*Your objective*.
Transcribe all the entries word for word, skipping the pictures.
# # #
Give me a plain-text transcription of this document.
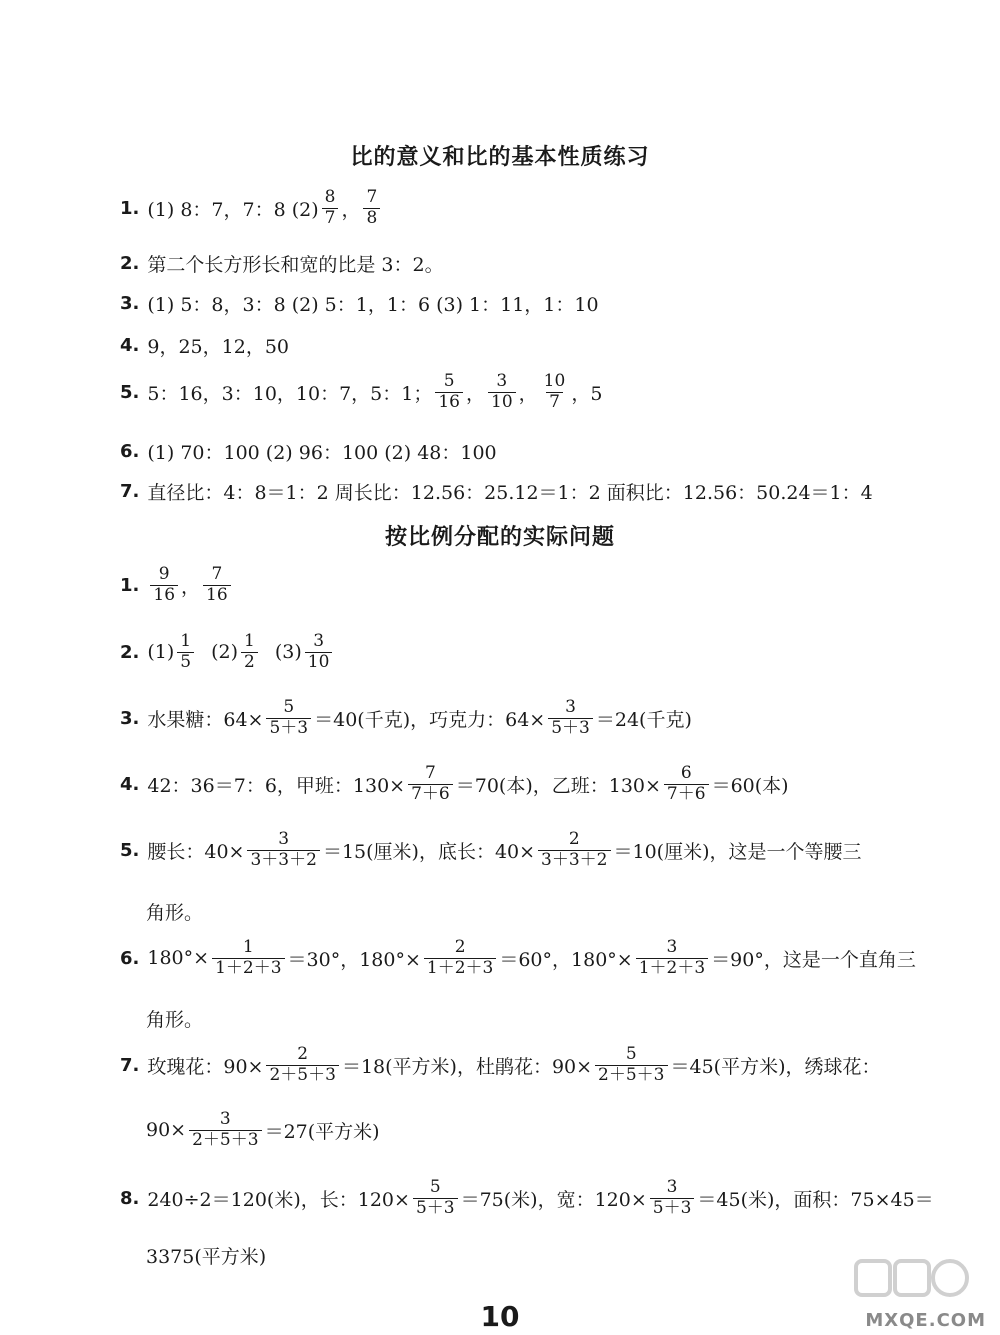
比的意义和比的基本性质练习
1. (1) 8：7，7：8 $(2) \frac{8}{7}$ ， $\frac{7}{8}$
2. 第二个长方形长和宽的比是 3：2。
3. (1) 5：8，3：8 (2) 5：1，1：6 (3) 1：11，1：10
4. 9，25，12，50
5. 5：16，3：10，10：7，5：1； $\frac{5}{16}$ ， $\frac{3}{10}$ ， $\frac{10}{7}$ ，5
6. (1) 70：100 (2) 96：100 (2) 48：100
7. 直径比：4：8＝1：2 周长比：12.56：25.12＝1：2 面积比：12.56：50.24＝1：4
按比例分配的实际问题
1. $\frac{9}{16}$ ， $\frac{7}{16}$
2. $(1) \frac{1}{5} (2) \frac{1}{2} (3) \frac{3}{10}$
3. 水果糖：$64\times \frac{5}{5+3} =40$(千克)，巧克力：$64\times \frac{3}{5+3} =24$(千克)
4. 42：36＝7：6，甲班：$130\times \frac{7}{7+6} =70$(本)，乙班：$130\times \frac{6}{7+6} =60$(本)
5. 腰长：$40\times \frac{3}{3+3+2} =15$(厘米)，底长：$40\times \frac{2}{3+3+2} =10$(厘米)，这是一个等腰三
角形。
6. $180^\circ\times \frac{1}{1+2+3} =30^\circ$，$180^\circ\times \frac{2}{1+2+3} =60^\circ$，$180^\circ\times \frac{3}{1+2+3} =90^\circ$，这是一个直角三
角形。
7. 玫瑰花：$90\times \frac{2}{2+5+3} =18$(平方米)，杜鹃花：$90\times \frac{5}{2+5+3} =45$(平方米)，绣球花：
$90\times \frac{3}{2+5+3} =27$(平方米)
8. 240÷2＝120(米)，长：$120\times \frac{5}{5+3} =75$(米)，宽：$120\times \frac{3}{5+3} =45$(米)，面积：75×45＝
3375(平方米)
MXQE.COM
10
# # #
*Finished task*.
Give me a plain-text transcription of this document.
比的意义和比的基本性质练习
1. (1) 8：7，7：8 $(2) \frac{8}{7}$ ， $\frac{7}{8}$
2. 第二个长方形长和宽的比是 3：2。
3. (1) 5：8，3：8 (2) 5：1，1：6 (3) 1：11，1：10
4. 9，25，12，50
5. 5：16，3：10，10：7，5：1； $\frac{5}{16}$ ， $\frac{3}{10}$ ， $\frac{10}{7}$ ，5
6. (1) 70：100 (2) 96：100 (2) 48：100
7. 直径比：4：8＝1：2 周长比：12.56：25.12＝1：2 面积比：12.56：50.24＝1：4
按比例分配的实际问题
1. $\frac{9}{16}$ ， $\frac{7}{16}$
2. $(1) \frac{1}{5} (2) \frac{1}{2} (3) \frac{3}{10}$
3. 水果糖：$64\times \frac{5}{5+3} =40$(千克)，巧克力：$64\times \frac{3}{5+3} =24$(千克)
4. 42：36＝7：6，甲班：$130\times \frac{7}{7+6} =70$(本)，乙班：$130\times \frac{6}{7+6} =60$(本)
5. 腰长：$40\times \frac{3}{3+3+2} =15$(厘米)，底长：$40\times \frac{2}{3+3+2} =10$(厘米)，这是一个等腰三
角形。
6. $180^\circ\times \frac{1}{1+2+3} =30^\circ$，$180^\circ\times \frac{2}{1+2+3} =60^\circ$，$180^\circ\times \frac{3}{1+2+3} =90^\circ$，这是一个直角三
角形。
7. 玫瑰花：$90\times \frac{2}{2+5+3} =18$(平方米)，杜鹃花：$90\times \frac{5}{2+5+3} =45$(平方米)，绣球花：
$90\times \frac{3}{2+5+3} =27$(平方米)
8. 240÷2＝120(米)，长：$120\times \frac{5}{5+3} =75$(米)，宽：$120\times \frac{3}{5+3} =45$(米)，面积：75×45＝
3375(平方米)
MXQE.COM
10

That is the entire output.